Below is a block of records; reproduce all of them exactly and leave out any pictures.

Dataset records on visual material
━━━━━━━━━━━━━━━━━━━━
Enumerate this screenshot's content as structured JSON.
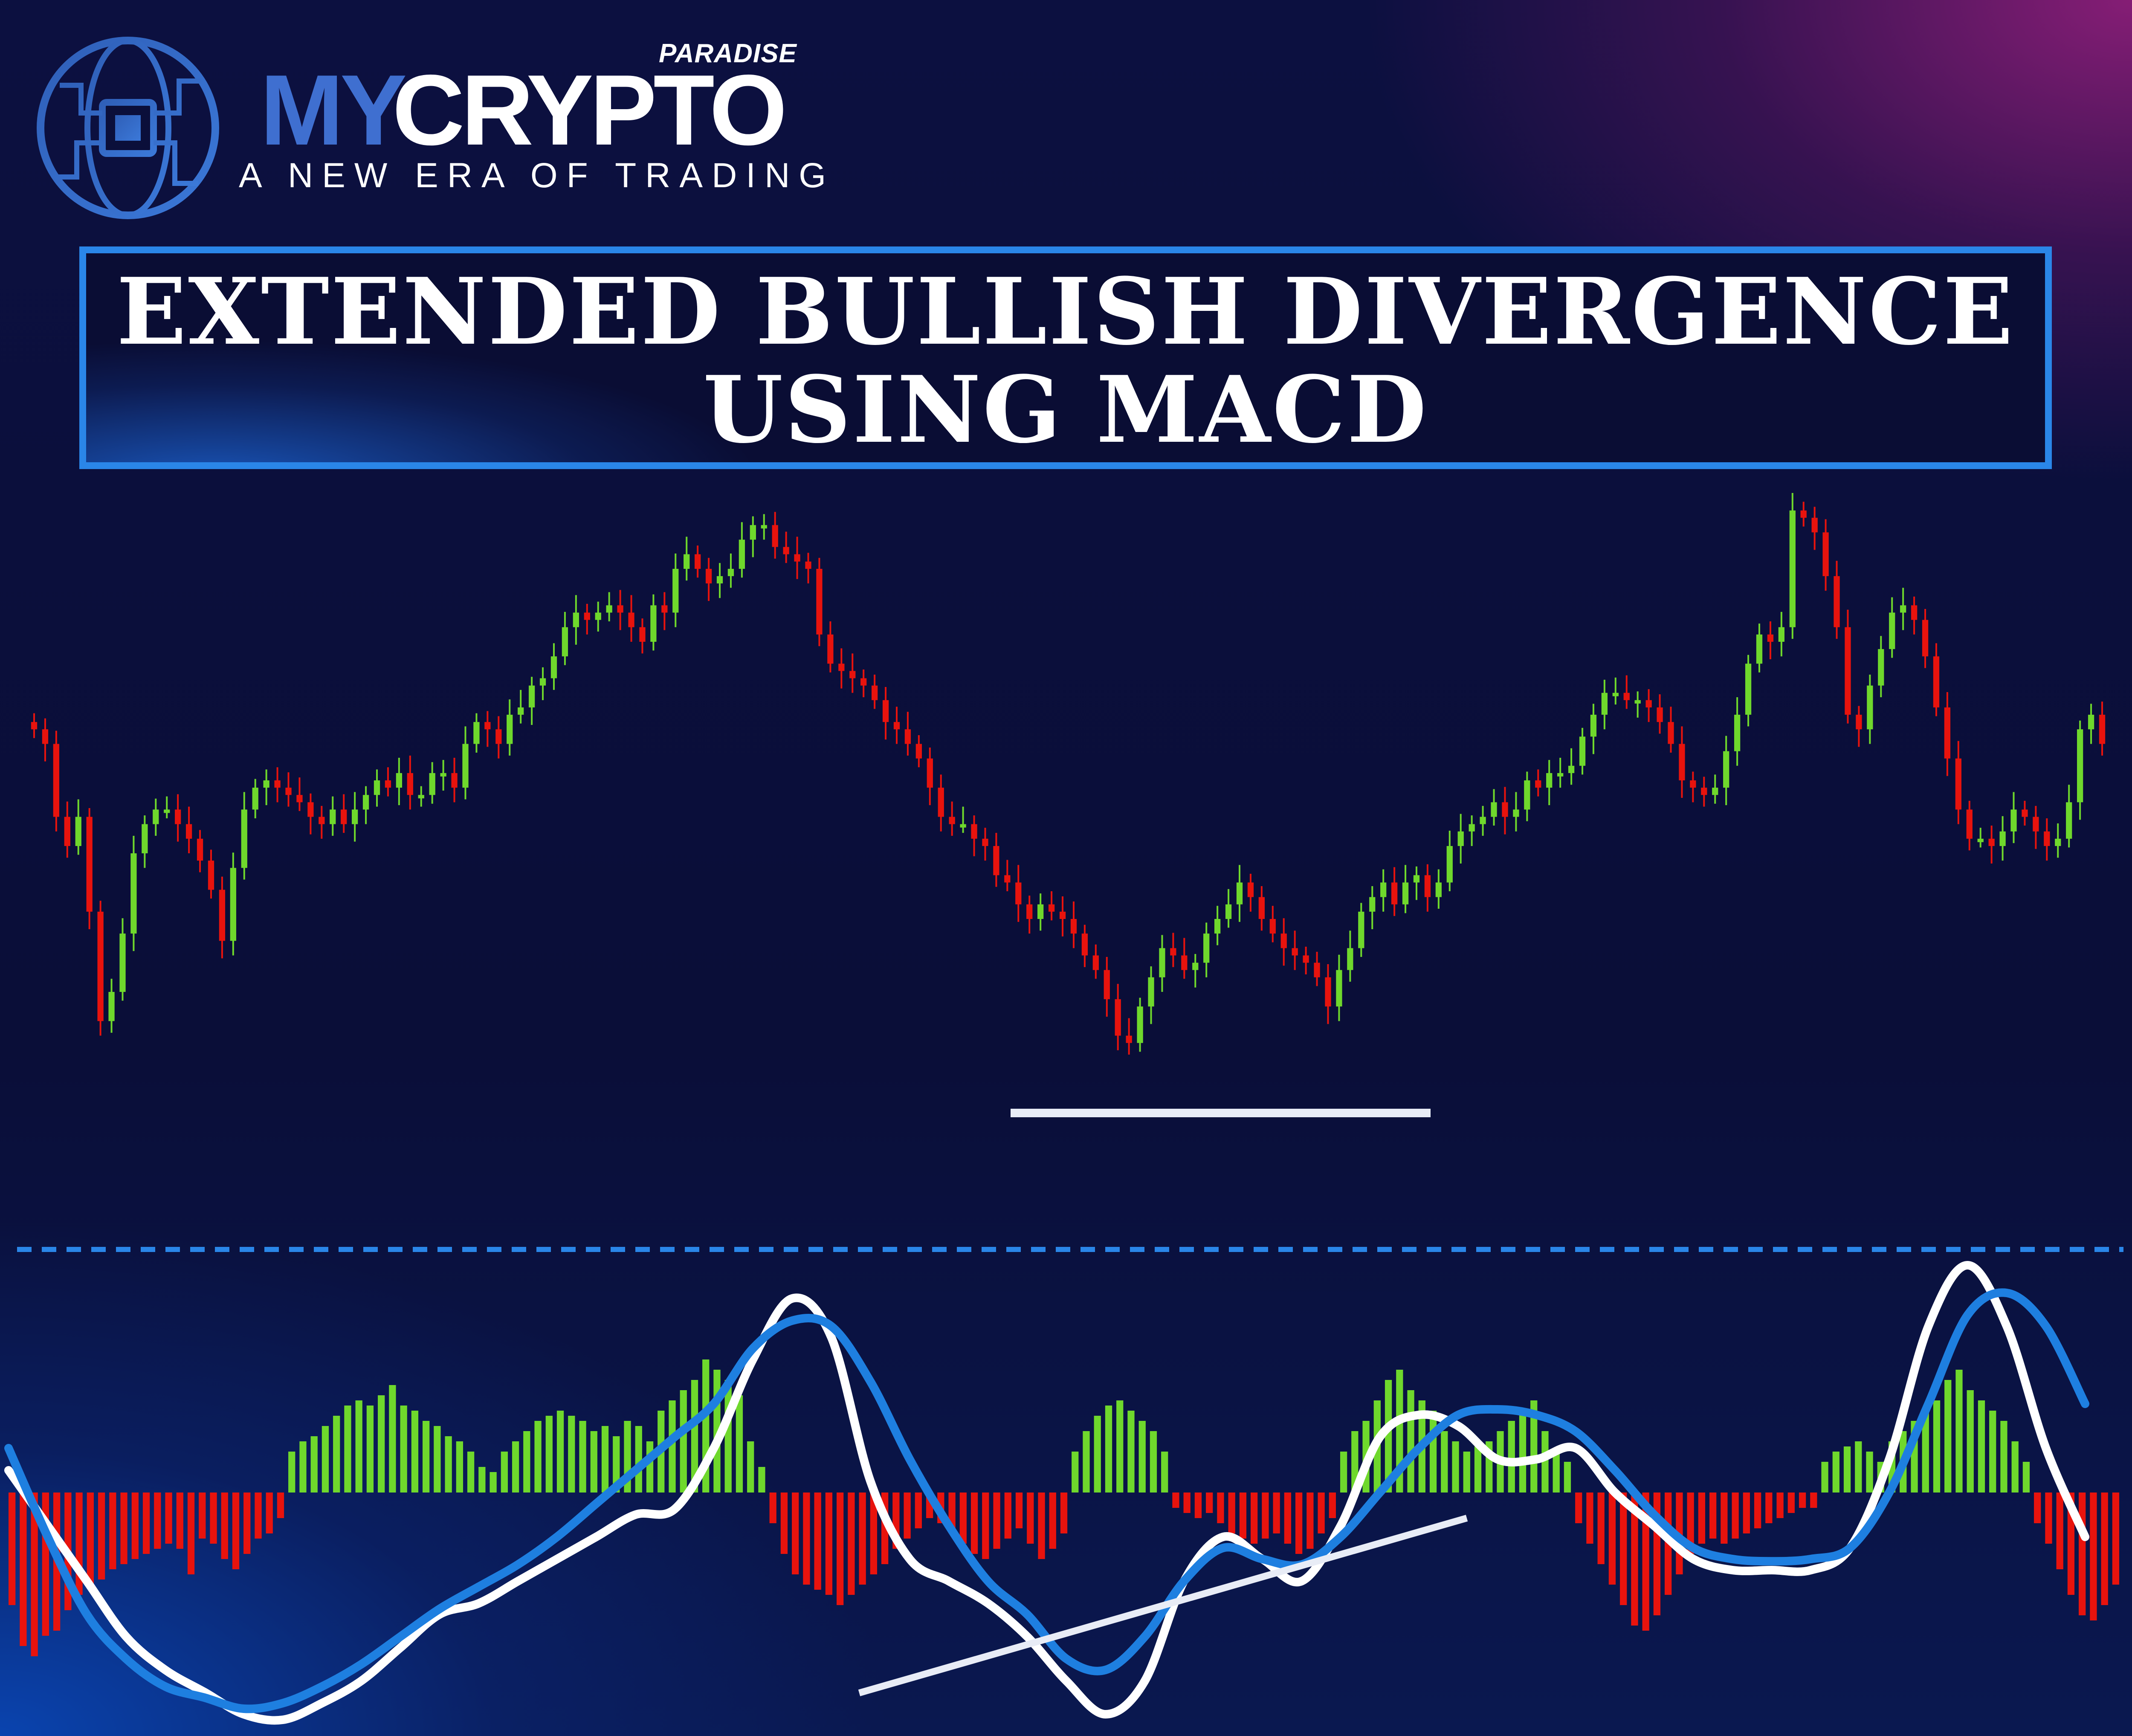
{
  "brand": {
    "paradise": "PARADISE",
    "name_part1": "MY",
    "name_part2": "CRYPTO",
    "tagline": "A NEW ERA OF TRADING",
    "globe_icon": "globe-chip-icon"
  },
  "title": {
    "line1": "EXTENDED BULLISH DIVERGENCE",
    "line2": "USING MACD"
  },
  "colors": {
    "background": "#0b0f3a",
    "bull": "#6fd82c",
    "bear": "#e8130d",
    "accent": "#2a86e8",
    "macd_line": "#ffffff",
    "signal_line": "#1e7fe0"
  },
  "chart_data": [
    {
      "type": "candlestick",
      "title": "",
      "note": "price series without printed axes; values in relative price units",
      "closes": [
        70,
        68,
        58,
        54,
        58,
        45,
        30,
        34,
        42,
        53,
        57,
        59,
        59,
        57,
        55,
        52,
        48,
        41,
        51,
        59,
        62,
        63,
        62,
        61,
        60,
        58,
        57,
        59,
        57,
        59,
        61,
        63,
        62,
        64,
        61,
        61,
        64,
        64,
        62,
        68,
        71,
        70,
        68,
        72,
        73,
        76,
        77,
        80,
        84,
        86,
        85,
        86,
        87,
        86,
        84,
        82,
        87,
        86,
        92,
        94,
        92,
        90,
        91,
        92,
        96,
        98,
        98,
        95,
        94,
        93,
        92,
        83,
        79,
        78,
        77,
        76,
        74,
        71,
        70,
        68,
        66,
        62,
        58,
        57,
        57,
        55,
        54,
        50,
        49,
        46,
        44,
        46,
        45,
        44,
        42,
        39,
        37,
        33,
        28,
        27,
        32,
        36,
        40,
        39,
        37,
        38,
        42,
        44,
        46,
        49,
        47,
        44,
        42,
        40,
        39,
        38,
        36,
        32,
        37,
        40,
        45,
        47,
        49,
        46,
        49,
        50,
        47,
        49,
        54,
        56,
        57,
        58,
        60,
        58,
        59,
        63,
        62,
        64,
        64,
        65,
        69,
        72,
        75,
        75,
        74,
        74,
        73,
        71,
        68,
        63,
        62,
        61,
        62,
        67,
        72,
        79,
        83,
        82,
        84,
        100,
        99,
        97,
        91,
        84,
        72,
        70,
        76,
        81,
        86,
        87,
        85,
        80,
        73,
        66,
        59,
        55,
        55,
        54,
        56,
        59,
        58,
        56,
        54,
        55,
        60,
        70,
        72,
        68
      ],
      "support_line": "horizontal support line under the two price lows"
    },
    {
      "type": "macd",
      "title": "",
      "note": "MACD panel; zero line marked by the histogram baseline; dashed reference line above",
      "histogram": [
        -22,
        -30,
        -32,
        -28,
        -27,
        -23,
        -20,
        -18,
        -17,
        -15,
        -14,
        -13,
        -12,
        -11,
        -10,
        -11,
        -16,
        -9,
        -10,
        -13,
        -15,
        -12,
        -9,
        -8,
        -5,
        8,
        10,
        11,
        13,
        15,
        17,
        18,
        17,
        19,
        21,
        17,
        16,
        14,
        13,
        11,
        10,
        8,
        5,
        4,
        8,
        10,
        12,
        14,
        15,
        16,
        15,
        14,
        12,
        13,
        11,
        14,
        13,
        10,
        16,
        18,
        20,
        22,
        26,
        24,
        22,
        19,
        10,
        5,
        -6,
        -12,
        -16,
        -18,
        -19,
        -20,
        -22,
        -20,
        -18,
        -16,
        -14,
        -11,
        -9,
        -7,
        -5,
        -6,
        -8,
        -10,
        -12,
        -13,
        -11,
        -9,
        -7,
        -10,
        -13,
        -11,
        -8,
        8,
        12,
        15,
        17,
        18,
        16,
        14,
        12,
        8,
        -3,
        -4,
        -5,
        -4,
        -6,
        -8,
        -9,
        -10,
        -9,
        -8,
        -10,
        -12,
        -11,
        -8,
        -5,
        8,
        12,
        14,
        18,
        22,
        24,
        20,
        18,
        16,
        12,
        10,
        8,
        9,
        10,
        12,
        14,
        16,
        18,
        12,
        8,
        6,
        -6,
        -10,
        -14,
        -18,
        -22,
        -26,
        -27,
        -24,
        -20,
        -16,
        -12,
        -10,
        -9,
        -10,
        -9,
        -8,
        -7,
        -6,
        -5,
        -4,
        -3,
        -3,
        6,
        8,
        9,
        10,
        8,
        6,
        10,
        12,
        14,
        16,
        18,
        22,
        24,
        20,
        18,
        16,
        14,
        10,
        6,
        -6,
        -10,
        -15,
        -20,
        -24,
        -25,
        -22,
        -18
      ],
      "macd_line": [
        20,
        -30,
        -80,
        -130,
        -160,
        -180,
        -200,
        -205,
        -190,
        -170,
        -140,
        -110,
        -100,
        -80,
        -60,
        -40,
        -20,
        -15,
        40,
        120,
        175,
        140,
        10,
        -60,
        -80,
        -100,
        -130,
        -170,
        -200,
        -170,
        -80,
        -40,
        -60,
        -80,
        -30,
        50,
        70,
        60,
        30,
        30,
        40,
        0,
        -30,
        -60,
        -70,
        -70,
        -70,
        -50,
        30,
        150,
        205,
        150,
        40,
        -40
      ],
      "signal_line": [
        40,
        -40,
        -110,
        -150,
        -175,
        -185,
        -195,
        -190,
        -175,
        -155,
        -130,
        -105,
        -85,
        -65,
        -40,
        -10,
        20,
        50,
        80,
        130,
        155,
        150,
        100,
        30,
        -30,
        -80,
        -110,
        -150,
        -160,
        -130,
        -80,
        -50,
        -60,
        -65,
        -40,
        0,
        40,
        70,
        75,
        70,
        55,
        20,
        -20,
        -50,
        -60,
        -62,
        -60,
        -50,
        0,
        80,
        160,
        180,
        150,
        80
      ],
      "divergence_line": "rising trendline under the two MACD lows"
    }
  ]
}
━━━━━━━━━━━━━━━━━━━━
**Solution:**
Enumerate this screenshot's content as structured JSON.
{
  "brand": {
    "paradise": "PARADISE",
    "name_part1": "MY",
    "name_part2": "CRYPTO",
    "tagline": "A NEW ERA OF TRADING",
    "globe_icon": "globe-chip-icon"
  },
  "title": {
    "line1": "EXTENDED BULLISH DIVERGENCE",
    "line2": "USING MACD"
  },
  "colors": {
    "background": "#0b0f3a",
    "bull": "#6fd82c",
    "bear": "#e8130d",
    "accent": "#2a86e8",
    "macd_line": "#ffffff",
    "signal_line": "#1e7fe0"
  },
  "chart_data": [
    {
      "type": "candlestick",
      "title": "",
      "note": "price series without printed axes; values in relative price units",
      "closes": [
        70,
        68,
        58,
        54,
        58,
        45,
        30,
        34,
        42,
        53,
        57,
        59,
        59,
        57,
        55,
        52,
        48,
        41,
        51,
        59,
        62,
        63,
        62,
        61,
        60,
        58,
        57,
        59,
        57,
        59,
        61,
        63,
        62,
        64,
        61,
        61,
        64,
        64,
        62,
        68,
        71,
        70,
        68,
        72,
        73,
        76,
        77,
        80,
        84,
        86,
        85,
        86,
        87,
        86,
        84,
        82,
        87,
        86,
        92,
        94,
        92,
        90,
        91,
        92,
        96,
        98,
        98,
        95,
        94,
        93,
        92,
        83,
        79,
        78,
        77,
        76,
        74,
        71,
        70,
        68,
        66,
        62,
        58,
        57,
        57,
        55,
        54,
        50,
        49,
        46,
        44,
        46,
        45,
        44,
        42,
        39,
        37,
        33,
        28,
        27,
        32,
        36,
        40,
        39,
        37,
        38,
        42,
        44,
        46,
        49,
        47,
        44,
        42,
        40,
        39,
        38,
        36,
        32,
        37,
        40,
        45,
        47,
        49,
        46,
        49,
        50,
        47,
        49,
        54,
        56,
        57,
        58,
        60,
        58,
        59,
        63,
        62,
        64,
        64,
        65,
        69,
        72,
        75,
        75,
        74,
        74,
        73,
        71,
        68,
        63,
        62,
        61,
        62,
        67,
        72,
        79,
        83,
        82,
        84,
        100,
        99,
        97,
        91,
        84,
        72,
        70,
        76,
        81,
        86,
        87,
        85,
        80,
        73,
        66,
        59,
        55,
        55,
        54,
        56,
        59,
        58,
        56,
        54,
        55,
        60,
        70,
        72,
        68
      ],
      "support_line": "horizontal support line under the two price lows"
    },
    {
      "type": "macd",
      "title": "",
      "note": "MACD panel; zero line marked by the histogram baseline; dashed reference line above",
      "histogram": [
        -22,
        -30,
        -32,
        -28,
        -27,
        -23,
        -20,
        -18,
        -17,
        -15,
        -14,
        -13,
        -12,
        -11,
        -10,
        -11,
        -16,
        -9,
        -10,
        -13,
        -15,
        -12,
        -9,
        -8,
        -5,
        8,
        10,
        11,
        13,
        15,
        17,
        18,
        17,
        19,
        21,
        17,
        16,
        14,
        13,
        11,
        10,
        8,
        5,
        4,
        8,
        10,
        12,
        14,
        15,
        16,
        15,
        14,
        12,
        13,
        11,
        14,
        13,
        10,
        16,
        18,
        20,
        22,
        26,
        24,
        22,
        19,
        10,
        5,
        -6,
        -12,
        -16,
        -18,
        -19,
        -20,
        -22,
        -20,
        -18,
        -16,
        -14,
        -11,
        -9,
        -7,
        -5,
        -6,
        -8,
        -10,
        -12,
        -13,
        -11,
        -9,
        -7,
        -10,
        -13,
        -11,
        -8,
        8,
        12,
        15,
        17,
        18,
        16,
        14,
        12,
        8,
        -3,
        -4,
        -5,
        -4,
        -6,
        -8,
        -9,
        -10,
        -9,
        -8,
        -10,
        -12,
        -11,
        -8,
        -5,
        8,
        12,
        14,
        18,
        22,
        24,
        20,
        18,
        16,
        12,
        10,
        8,
        9,
        10,
        12,
        14,
        16,
        18,
        12,
        8,
        6,
        -6,
        -10,
        -14,
        -18,
        -22,
        -26,
        -27,
        -24,
        -20,
        -16,
        -12,
        -10,
        -9,
        -10,
        -9,
        -8,
        -7,
        -6,
        -5,
        -4,
        -3,
        -3,
        6,
        8,
        9,
        10,
        8,
        6,
        10,
        12,
        14,
        16,
        18,
        22,
        24,
        20,
        18,
        16,
        14,
        10,
        6,
        -6,
        -10,
        -15,
        -20,
        -24,
        -25,
        -22,
        -18
      ],
      "macd_line": [
        20,
        -30,
        -80,
        -130,
        -160,
        -180,
        -200,
        -205,
        -190,
        -170,
        -140,
        -110,
        -100,
        -80,
        -60,
        -40,
        -20,
        -15,
        40,
        120,
        175,
        140,
        10,
        -60,
        -80,
        -100,
        -130,
        -170,
        -200,
        -170,
        -80,
        -40,
        -60,
        -80,
        -30,
        50,
        70,
        60,
        30,
        30,
        40,
        0,
        -30,
        -60,
        -70,
        -70,
        -70,
        -50,
        30,
        150,
        205,
        150,
        40,
        -40
      ],
      "signal_line": [
        40,
        -40,
        -110,
        -150,
        -175,
        -185,
        -195,
        -190,
        -175,
        -155,
        -130,
        -105,
        -85,
        -65,
        -40,
        -10,
        20,
        50,
        80,
        130,
        155,
        150,
        100,
        30,
        -30,
        -80,
        -110,
        -150,
        -160,
        -130,
        -80,
        -50,
        -60,
        -65,
        -40,
        0,
        40,
        70,
        75,
        70,
        55,
        20,
        -20,
        -50,
        -60,
        -62,
        -60,
        -50,
        0,
        80,
        160,
        180,
        150,
        80
      ],
      "divergence_line": "rising trendline under the two MACD lows"
    }
  ]
}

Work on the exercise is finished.